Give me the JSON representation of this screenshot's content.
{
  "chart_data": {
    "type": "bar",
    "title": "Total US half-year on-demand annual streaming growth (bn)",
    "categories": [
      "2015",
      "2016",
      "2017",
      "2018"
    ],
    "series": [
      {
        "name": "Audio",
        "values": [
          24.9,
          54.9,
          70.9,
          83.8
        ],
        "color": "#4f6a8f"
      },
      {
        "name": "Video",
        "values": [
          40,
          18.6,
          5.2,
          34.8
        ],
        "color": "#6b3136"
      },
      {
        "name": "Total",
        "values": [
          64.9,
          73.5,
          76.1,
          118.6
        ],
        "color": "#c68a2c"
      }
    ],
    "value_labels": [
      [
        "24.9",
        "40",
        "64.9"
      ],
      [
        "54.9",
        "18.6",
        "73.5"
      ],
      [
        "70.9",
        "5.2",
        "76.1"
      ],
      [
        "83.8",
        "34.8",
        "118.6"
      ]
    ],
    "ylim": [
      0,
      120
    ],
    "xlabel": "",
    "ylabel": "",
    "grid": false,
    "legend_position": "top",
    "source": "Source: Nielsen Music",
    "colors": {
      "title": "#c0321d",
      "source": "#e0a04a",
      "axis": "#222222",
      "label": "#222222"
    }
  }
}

• _AIM OF THE TASK_
Out of the records, collect only those lines that contain the string "Total".

• _FULL OUTPUT_
    "title": "Total US half-year on-demand annual streaming growth (bn)",
        "name": "Total",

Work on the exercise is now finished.